━━ ROWS
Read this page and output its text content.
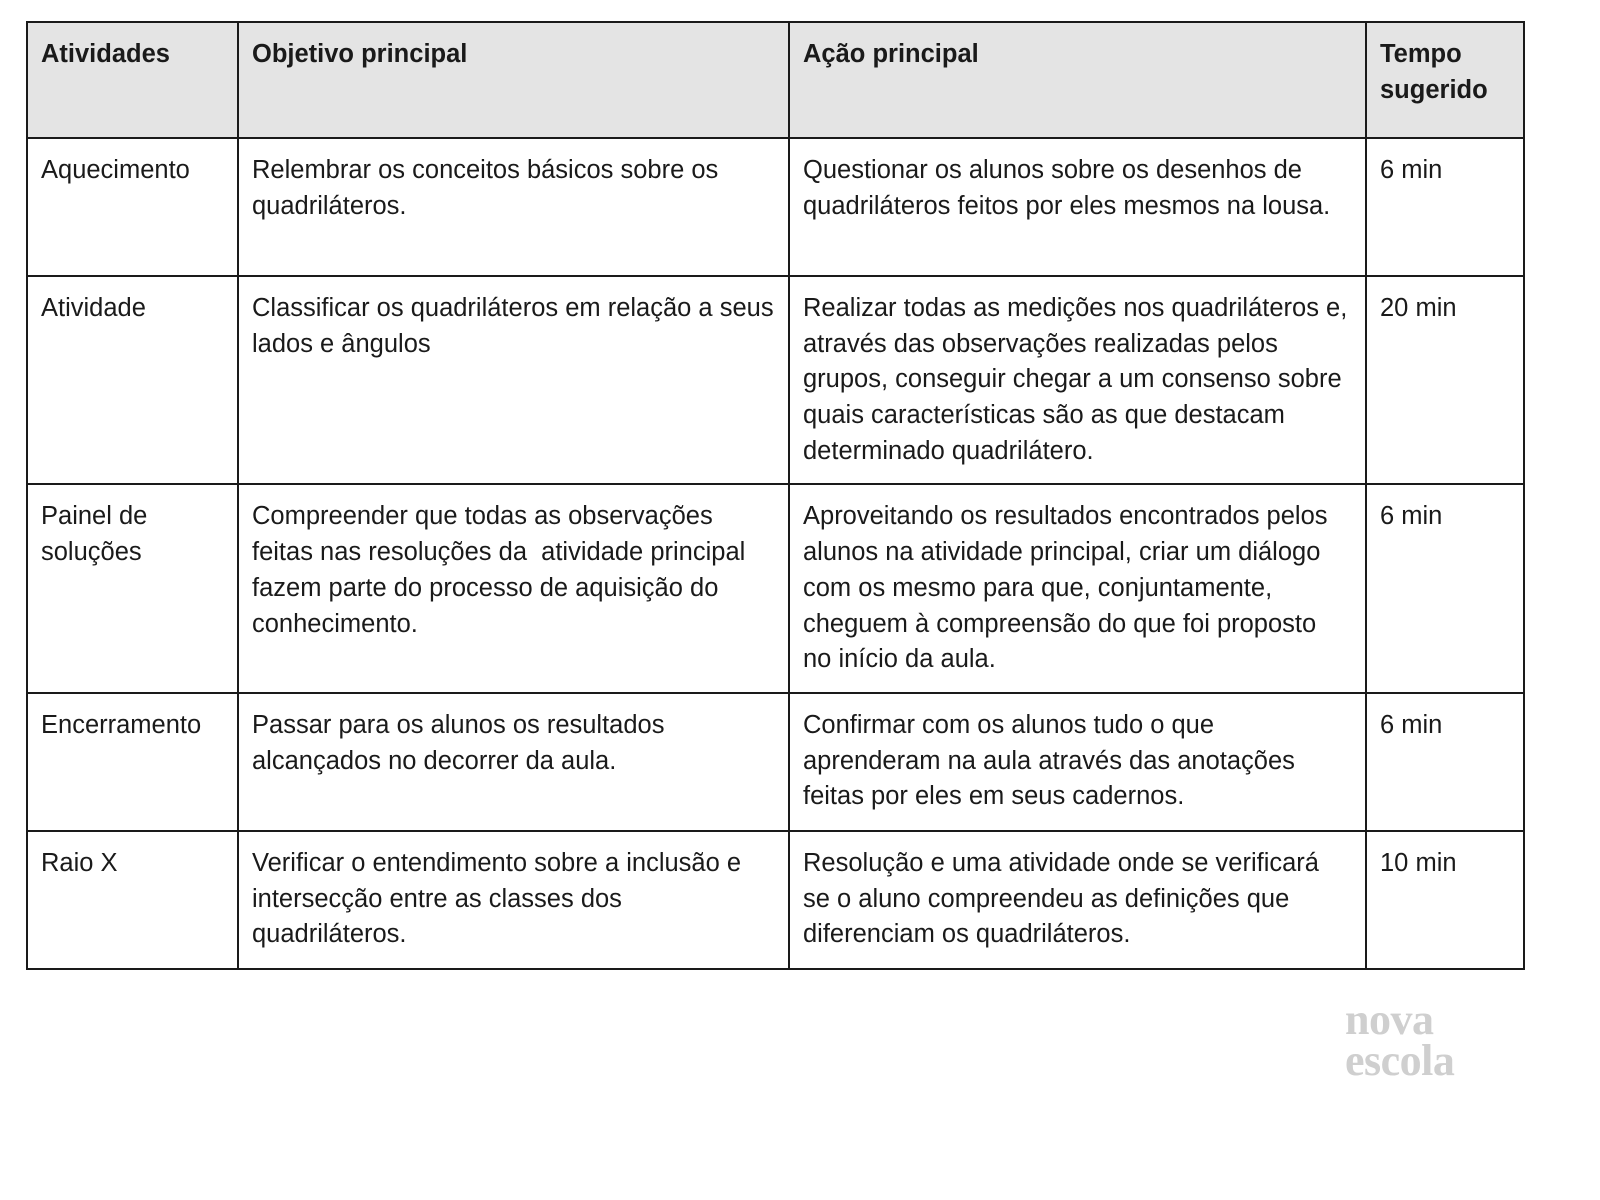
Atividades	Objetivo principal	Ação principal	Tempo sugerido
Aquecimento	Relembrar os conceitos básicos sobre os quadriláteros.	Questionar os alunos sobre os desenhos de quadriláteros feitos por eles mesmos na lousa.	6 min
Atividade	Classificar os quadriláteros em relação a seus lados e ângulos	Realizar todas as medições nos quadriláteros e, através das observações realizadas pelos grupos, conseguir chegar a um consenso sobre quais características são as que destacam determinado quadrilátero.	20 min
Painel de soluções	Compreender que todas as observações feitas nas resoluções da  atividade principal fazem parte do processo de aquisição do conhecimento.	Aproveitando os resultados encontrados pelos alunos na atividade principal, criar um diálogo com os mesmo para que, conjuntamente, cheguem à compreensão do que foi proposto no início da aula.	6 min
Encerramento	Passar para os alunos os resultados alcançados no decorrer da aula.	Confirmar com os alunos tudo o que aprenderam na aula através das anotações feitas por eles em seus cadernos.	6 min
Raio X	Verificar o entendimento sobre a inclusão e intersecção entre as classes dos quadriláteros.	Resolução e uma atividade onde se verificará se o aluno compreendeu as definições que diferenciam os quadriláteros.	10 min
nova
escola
━━━━
━━ ROWS
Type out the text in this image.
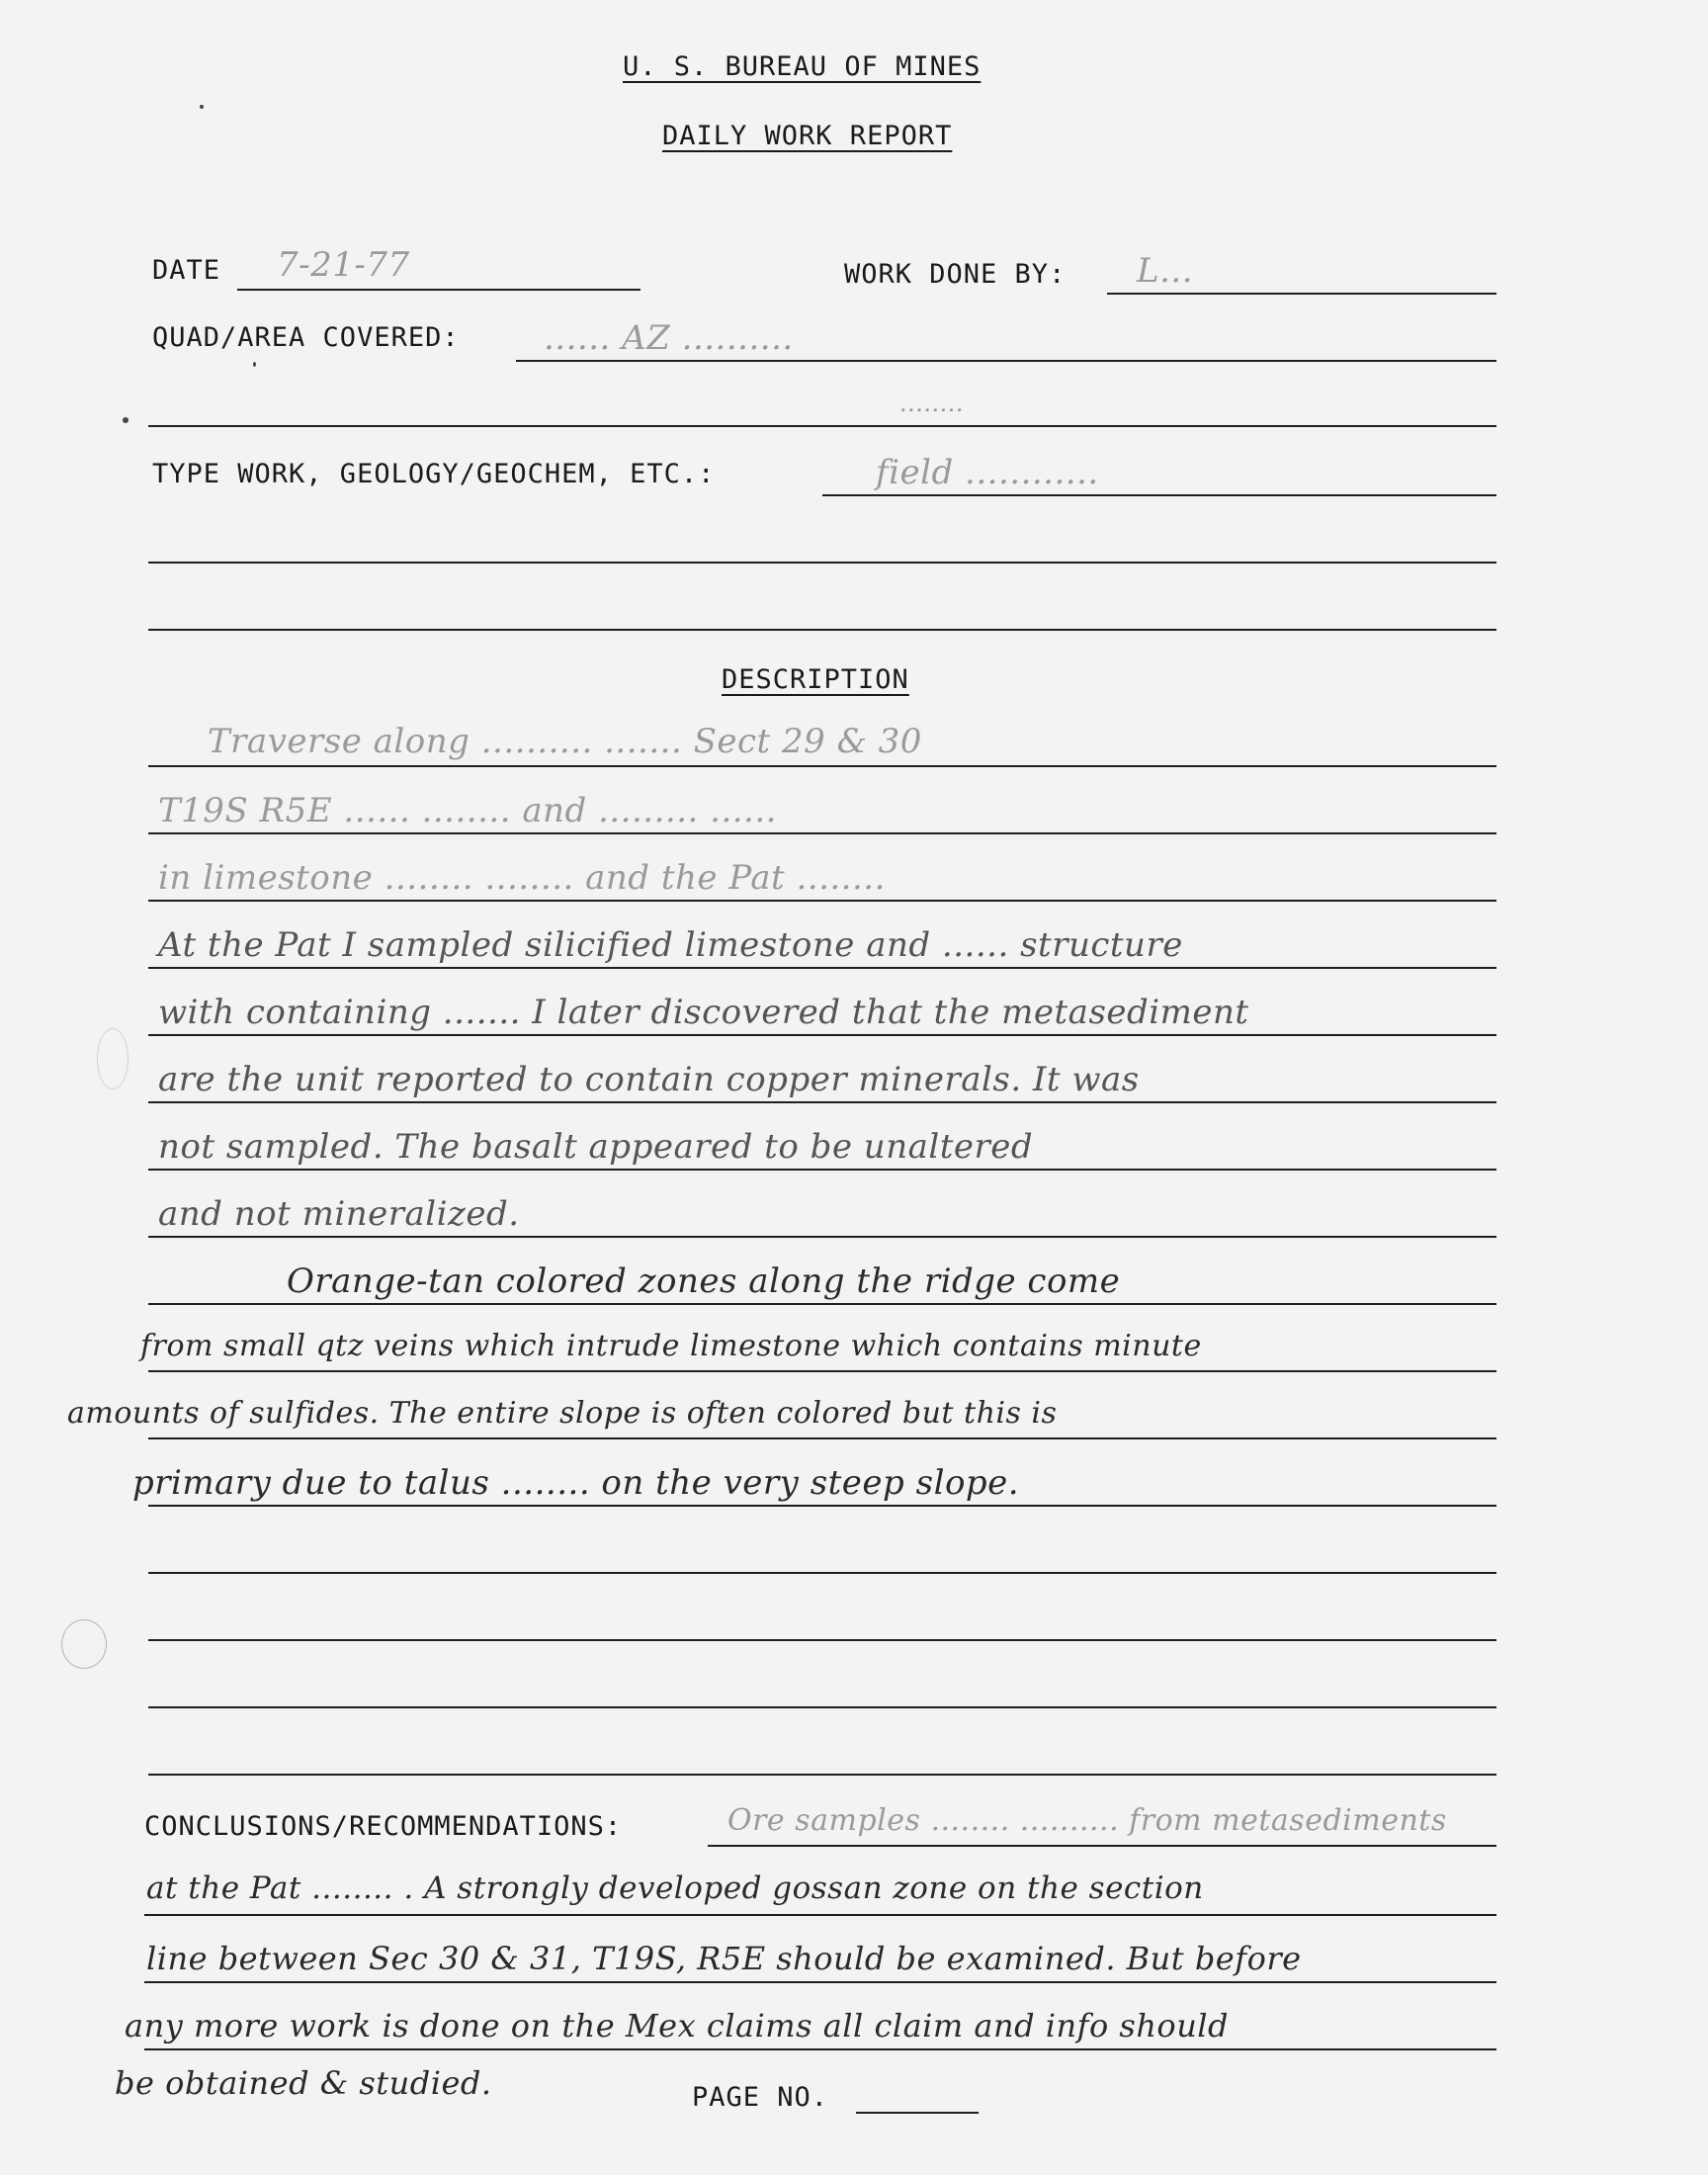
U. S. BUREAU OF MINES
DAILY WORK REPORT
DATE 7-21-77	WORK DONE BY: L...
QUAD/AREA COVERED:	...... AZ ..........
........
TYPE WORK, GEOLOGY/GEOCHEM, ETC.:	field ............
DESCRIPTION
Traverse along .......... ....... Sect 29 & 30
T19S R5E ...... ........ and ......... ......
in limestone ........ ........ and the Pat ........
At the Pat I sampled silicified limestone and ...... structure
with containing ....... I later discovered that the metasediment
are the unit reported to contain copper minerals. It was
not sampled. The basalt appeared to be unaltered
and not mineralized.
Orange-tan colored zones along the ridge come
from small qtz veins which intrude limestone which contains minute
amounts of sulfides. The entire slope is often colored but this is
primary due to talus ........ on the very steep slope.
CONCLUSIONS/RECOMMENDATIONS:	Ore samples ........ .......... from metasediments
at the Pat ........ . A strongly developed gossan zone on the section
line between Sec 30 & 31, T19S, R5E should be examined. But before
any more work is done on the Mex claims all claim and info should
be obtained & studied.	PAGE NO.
━━━━
━━ ROWS
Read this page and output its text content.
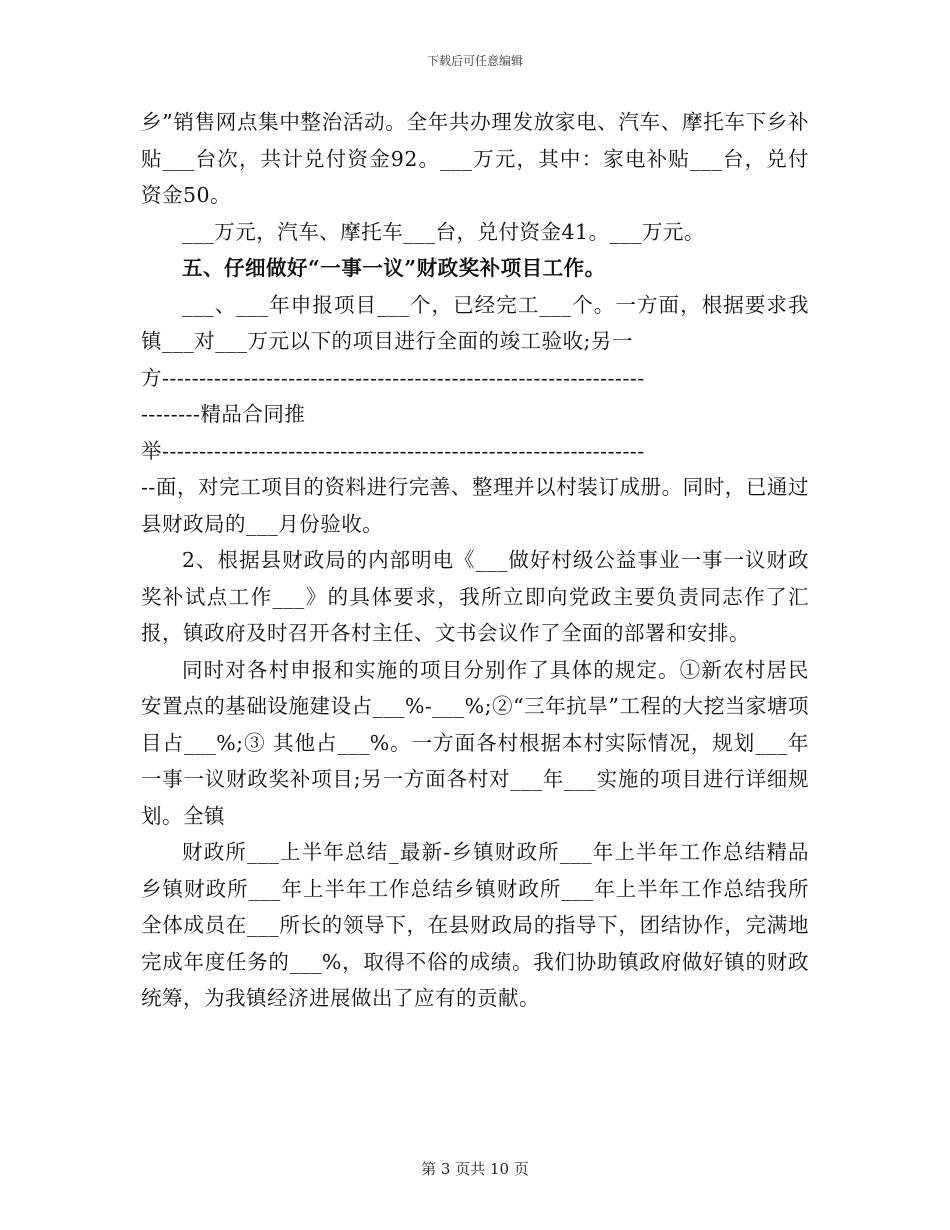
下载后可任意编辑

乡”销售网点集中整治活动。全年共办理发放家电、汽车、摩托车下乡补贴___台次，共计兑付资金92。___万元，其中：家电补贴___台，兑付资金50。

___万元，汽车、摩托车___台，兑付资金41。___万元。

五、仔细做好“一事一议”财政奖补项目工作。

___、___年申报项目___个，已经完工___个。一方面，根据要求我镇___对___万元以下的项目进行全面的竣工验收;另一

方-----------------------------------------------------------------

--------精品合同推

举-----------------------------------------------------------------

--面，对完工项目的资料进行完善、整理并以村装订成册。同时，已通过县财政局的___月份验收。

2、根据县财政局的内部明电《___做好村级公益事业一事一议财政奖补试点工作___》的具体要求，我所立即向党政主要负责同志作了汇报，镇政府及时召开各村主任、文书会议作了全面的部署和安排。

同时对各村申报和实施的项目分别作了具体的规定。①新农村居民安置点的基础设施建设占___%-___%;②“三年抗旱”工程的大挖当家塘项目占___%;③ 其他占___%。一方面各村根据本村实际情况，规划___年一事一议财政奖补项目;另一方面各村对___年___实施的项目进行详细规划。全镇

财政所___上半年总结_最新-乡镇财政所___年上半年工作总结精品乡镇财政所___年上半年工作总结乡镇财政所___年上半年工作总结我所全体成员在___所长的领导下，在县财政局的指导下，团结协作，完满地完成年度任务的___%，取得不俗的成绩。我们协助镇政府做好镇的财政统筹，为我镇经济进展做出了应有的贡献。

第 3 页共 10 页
━━━━
# [EXERCISE REQUIREMENTS]
From the data above, show each line that contains "feitas".

# [SOLUTION]
Painel de soluções	Compreender que todas as observações feitas nas resoluções da  atividade principal fazem parte do processo de aquisição do conhecimento.	Aproveitando os resultados encontrados pelos alunos na atividade principal, criar um diálogo com os mesmo para que, conjuntamente, cheguem à compreensão do que foi proposto no início da aula.	6 min
Encerramento	Passar para os alunos os resultados alcançados no decorrer da aula.	Confirmar com os alunos tudo o que aprenderam na aula através das anotações feitas por eles em seus cadernos.	6 min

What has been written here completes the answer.